Short task >>
Check every line for the word "TradingView" and give the number of lines where it occurs, nothing else.

Records supplied >>
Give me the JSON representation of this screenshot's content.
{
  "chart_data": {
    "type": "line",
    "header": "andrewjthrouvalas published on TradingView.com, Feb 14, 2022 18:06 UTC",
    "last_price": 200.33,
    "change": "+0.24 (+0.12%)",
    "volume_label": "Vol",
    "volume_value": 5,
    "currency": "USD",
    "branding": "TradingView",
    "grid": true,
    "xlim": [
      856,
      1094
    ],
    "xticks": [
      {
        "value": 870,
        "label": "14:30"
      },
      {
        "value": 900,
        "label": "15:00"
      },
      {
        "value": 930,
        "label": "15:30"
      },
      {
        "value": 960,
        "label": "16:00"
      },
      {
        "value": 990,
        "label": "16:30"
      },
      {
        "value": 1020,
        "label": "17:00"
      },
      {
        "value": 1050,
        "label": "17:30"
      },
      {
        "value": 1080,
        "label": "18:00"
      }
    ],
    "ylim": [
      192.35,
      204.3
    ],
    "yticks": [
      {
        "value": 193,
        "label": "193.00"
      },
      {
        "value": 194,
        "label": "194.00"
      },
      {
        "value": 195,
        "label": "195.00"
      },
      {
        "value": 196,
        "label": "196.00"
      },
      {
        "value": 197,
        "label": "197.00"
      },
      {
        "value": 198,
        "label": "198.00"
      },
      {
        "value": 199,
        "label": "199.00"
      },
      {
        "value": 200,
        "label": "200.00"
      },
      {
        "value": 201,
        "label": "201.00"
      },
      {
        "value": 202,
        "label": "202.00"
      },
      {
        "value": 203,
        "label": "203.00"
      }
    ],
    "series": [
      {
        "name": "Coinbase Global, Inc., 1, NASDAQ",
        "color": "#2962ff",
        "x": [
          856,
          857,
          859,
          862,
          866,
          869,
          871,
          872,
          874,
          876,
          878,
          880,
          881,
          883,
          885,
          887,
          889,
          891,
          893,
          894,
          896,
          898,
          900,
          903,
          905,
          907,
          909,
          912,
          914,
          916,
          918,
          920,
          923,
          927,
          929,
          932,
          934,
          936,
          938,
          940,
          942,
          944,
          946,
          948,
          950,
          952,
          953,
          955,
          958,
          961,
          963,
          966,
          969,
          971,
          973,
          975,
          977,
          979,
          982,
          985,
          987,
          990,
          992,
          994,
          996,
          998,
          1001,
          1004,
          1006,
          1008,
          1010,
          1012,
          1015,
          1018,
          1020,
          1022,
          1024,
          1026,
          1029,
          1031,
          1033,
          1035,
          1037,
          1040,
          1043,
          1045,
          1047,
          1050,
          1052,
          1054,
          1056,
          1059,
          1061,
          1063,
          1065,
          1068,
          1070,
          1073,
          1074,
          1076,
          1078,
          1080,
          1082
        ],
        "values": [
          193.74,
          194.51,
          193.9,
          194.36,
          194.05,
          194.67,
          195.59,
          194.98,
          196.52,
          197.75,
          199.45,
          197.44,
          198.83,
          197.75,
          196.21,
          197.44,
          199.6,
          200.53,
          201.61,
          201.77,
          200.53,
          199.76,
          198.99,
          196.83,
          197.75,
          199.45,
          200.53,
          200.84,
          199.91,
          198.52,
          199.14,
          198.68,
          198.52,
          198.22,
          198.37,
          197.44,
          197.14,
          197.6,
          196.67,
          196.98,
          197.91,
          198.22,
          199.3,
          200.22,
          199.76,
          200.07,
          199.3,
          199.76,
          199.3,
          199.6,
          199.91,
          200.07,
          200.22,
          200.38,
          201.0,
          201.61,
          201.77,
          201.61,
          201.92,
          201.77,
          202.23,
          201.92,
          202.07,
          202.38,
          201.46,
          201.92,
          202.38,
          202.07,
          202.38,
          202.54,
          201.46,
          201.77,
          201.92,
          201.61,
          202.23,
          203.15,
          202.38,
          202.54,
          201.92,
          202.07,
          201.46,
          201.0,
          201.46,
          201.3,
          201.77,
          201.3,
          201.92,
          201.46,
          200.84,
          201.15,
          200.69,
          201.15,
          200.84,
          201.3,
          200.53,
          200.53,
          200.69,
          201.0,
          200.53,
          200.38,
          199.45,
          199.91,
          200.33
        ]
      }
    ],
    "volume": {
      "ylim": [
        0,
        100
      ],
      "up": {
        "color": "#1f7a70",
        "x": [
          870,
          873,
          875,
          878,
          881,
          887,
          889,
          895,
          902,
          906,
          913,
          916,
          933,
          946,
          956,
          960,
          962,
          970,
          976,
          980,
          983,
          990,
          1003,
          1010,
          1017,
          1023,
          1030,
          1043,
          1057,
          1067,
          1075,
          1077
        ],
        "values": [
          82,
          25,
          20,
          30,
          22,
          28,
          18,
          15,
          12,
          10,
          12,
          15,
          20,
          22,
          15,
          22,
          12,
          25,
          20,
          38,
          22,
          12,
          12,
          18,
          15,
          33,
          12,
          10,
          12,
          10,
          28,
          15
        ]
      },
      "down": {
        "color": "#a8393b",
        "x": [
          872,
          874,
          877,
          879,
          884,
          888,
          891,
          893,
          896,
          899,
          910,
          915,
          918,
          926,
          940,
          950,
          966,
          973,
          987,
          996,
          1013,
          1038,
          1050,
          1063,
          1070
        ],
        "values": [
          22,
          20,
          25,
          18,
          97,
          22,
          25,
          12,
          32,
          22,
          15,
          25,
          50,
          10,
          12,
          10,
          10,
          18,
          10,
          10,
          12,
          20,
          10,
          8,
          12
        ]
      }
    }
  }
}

Task result >>
2